- _DATA SHOWN_:
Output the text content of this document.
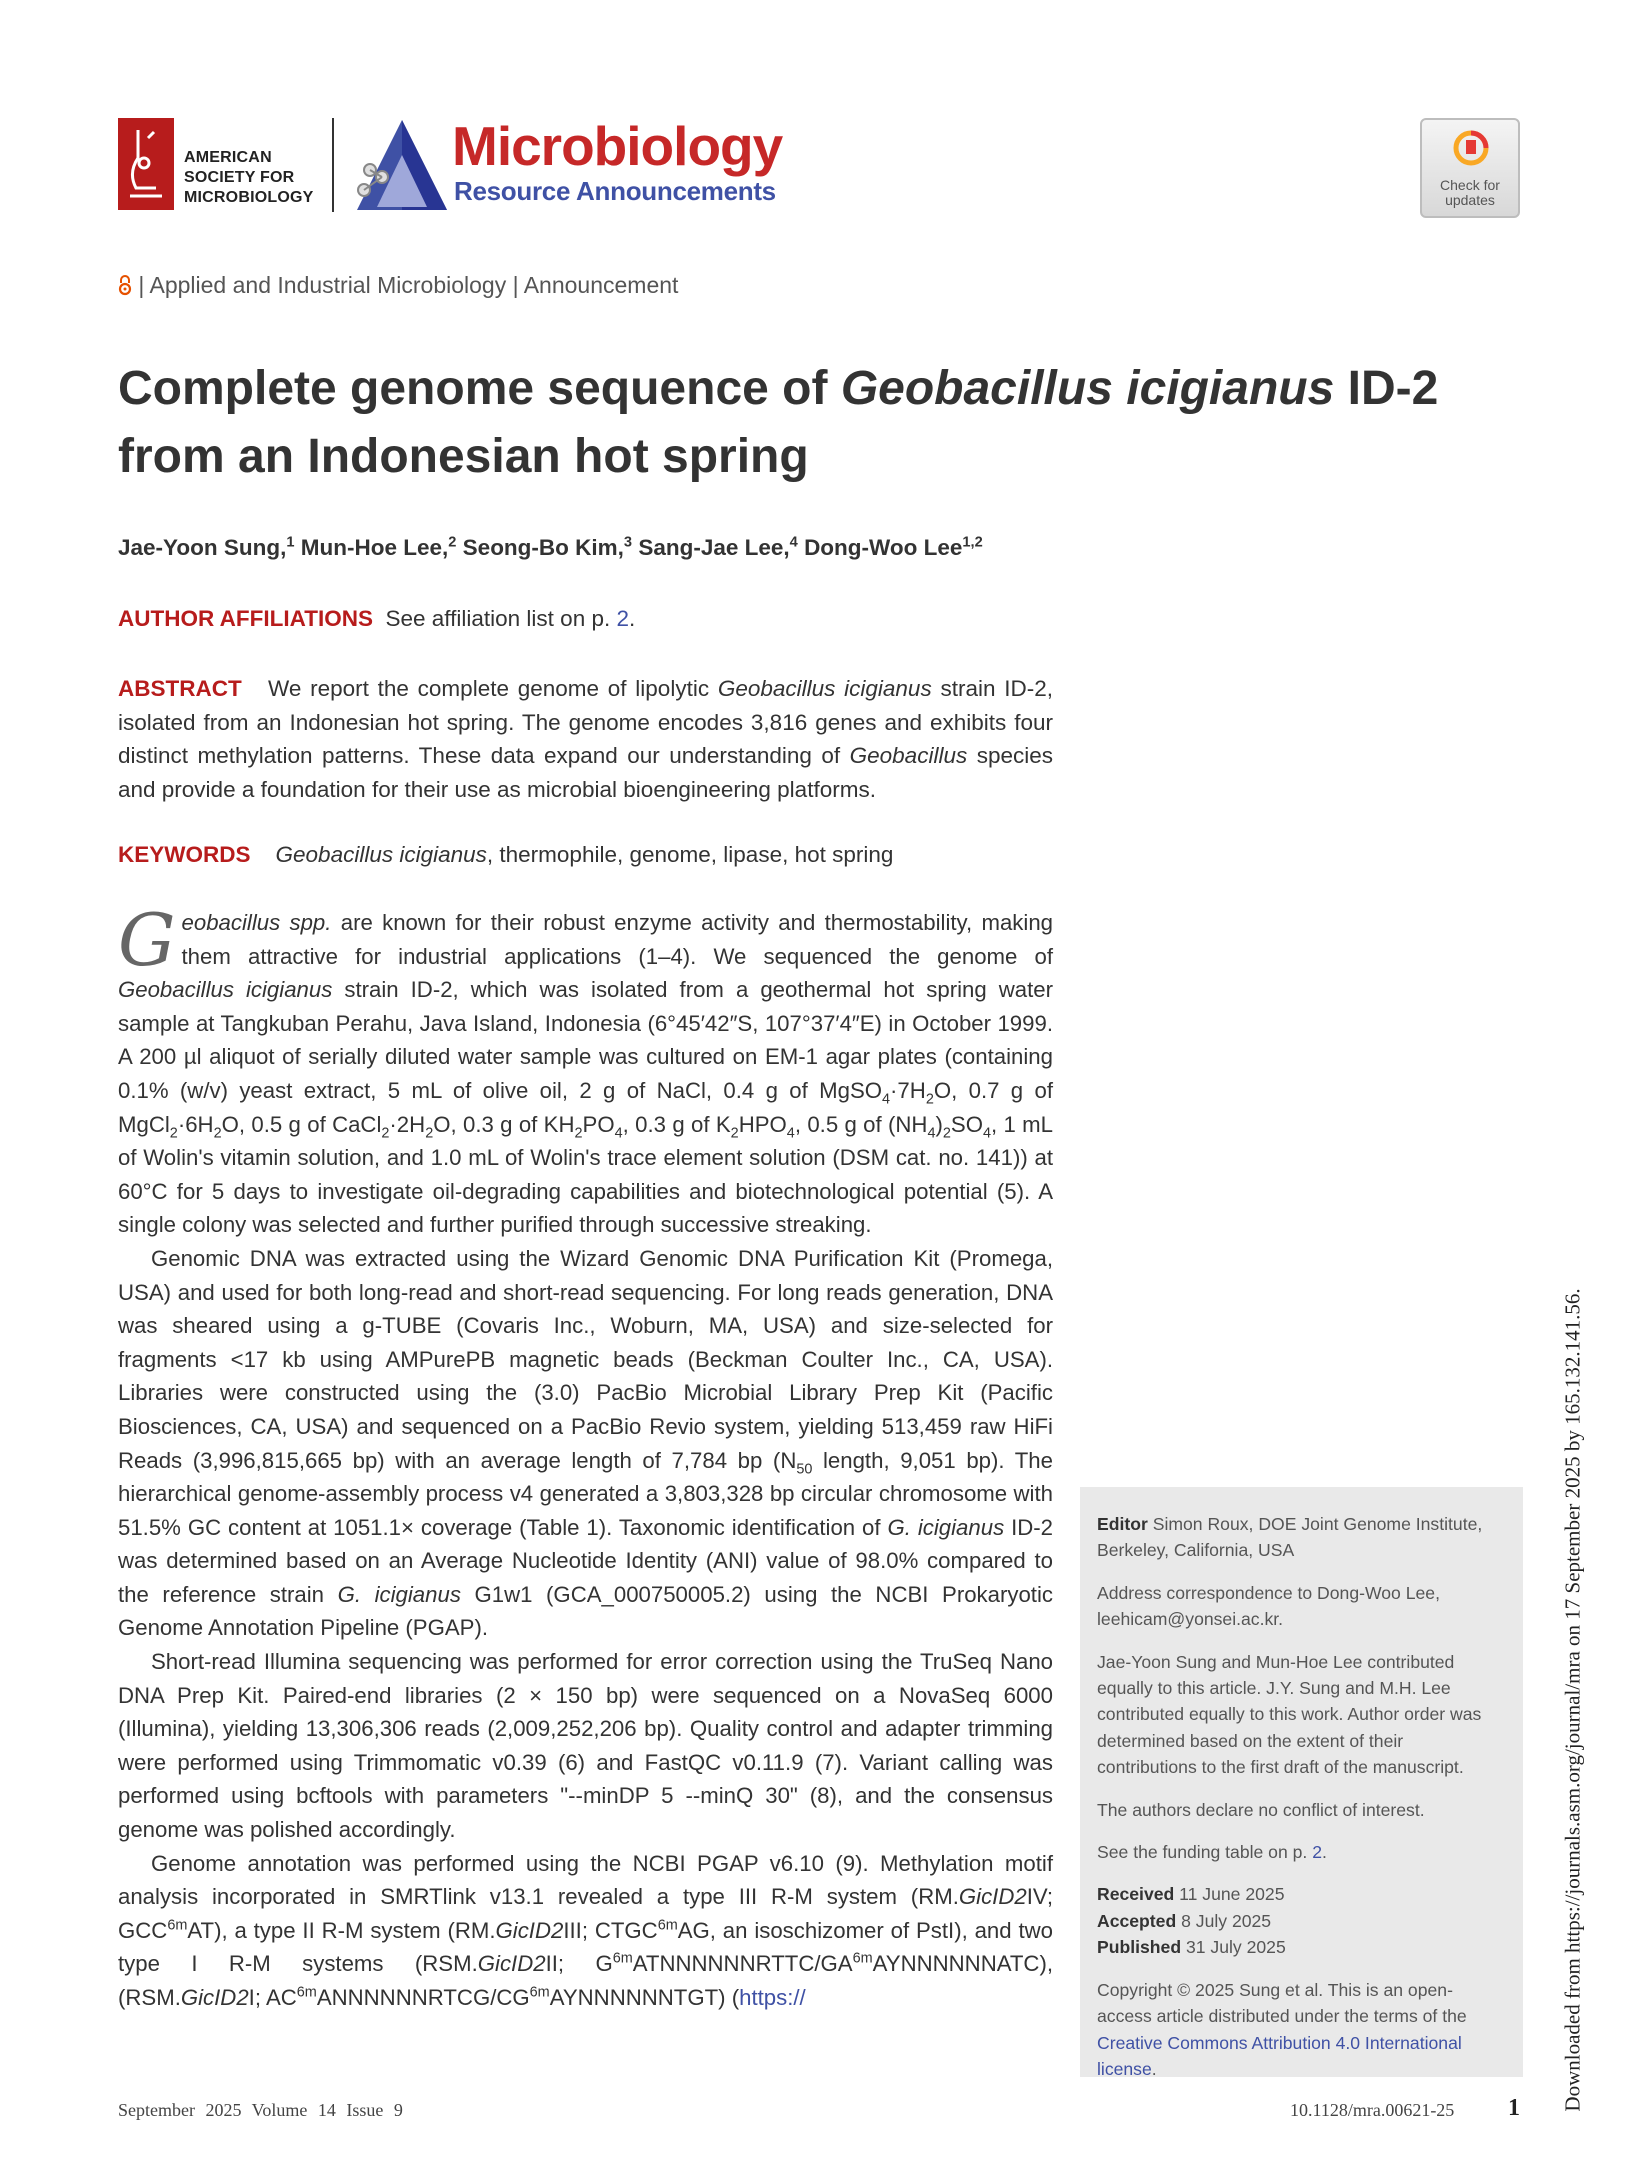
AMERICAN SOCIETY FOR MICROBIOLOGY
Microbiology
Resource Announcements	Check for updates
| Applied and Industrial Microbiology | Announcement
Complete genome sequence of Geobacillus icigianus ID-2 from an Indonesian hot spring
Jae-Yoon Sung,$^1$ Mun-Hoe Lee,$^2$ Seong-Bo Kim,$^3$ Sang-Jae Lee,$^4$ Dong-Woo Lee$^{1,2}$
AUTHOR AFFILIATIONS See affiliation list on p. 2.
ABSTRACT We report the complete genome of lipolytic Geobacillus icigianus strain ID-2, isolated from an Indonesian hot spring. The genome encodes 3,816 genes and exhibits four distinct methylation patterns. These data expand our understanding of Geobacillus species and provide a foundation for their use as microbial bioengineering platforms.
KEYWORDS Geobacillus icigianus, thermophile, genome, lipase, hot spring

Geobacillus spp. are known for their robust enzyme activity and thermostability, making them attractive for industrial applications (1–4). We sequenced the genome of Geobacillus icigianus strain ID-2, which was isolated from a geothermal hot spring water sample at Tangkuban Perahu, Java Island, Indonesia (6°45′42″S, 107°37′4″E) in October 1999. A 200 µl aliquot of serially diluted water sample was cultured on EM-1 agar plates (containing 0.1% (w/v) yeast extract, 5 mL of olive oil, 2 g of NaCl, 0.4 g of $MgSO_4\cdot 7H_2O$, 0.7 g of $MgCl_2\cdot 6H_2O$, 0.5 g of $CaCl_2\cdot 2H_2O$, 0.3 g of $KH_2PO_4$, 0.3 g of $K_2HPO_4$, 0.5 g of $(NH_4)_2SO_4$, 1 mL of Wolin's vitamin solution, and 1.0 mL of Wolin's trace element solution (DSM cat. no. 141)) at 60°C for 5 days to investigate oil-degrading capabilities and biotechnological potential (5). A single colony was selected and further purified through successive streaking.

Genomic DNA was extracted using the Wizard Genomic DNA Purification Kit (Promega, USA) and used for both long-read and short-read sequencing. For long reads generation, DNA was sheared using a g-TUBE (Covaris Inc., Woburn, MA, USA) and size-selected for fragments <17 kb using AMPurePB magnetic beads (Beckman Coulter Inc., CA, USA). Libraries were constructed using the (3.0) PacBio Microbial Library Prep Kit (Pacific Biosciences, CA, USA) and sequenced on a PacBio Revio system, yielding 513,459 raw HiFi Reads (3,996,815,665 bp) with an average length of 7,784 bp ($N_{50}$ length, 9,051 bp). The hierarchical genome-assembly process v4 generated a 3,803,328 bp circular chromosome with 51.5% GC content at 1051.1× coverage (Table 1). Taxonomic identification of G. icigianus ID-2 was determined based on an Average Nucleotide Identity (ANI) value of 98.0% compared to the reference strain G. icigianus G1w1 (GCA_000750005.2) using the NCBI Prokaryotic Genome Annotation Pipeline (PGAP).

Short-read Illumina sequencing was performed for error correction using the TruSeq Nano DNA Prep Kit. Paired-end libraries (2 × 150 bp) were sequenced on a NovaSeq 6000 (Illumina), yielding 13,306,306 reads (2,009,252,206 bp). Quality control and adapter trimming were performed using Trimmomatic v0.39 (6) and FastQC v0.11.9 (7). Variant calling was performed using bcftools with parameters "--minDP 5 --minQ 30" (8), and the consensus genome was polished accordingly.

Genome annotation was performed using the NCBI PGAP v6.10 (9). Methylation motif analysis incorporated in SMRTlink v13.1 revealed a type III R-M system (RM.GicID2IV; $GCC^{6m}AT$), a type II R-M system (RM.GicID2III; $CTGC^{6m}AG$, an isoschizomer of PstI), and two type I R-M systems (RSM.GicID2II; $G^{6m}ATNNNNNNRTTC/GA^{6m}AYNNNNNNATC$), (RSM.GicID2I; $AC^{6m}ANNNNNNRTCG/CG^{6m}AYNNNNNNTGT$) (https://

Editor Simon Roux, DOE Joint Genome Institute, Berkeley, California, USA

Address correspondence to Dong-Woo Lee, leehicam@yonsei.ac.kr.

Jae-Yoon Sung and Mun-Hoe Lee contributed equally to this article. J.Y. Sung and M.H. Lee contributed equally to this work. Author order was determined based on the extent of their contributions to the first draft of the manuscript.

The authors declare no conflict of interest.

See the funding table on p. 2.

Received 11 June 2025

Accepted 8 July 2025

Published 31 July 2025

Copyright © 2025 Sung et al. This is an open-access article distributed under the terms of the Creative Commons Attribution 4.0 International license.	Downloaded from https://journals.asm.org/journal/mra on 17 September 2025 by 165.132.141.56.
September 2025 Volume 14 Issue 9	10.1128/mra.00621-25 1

* * *

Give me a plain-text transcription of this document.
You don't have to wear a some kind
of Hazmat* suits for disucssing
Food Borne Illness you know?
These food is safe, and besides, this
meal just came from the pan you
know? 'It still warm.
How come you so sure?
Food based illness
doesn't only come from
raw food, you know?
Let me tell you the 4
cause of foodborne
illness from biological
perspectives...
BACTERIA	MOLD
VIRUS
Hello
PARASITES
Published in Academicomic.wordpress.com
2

- _WHAT TO WORK ON_: Show the lines above with "read".

- _RESPONSE TO THE EXERCISE_:
Genomic DNA was extracted using the Wizard Genomic DNA Purification Kit (Promega, USA) and used for both long-read and short-read sequencing. For long reads generation, DNA was sheared using a g-TUBE (Covaris Inc., Woburn, MA, USA) and size-selected for fragments <17 kb using AMPurePB magnetic beads (Beckman Coulter Inc., CA, USA). Libraries were constructed using the (3.0) PacBio Microbial Library Prep Kit (Pacific Biosciences, CA, USA) and sequenced on a PacBio Revio system, yielding 513,459 raw HiFi Reads (3,996,815,665 bp) with an average length of 7,784 bp ($N_{50}$ length, 9,051 bp). The hierarchical genome-assembly process v4 generated a 3,803,328 bp circular chromosome with 51.5% GC content at 1051.1× coverage (Table 1). Taxonomic identification of G. icigianus ID-2 was determined based on an Average Nucleotide Identity (ANI) value of 98.0% compared to the reference strain G. icigianus G1w1 (GCA_000750005.2) using the NCBI Prokaryotic Genome Annotation Pipeline (PGAP).
Short-read Illumina sequencing was performed for error correction using the TruSeq Nano DNA Prep Kit. Paired-end libraries (2 × 150 bp) were sequenced on a NovaSeq 6000 (Illumina), yielding 13,306,306 reads (2,009,252,206 bp). Quality control and adapter trimming were performed using Trimmomatic v0.39 (6) and FastQC v0.11.9 (7). Variant calling was performed using bcftools with parameters "--minDP 5 --minQ 30" (8), and the consensus genome was polished accordingly.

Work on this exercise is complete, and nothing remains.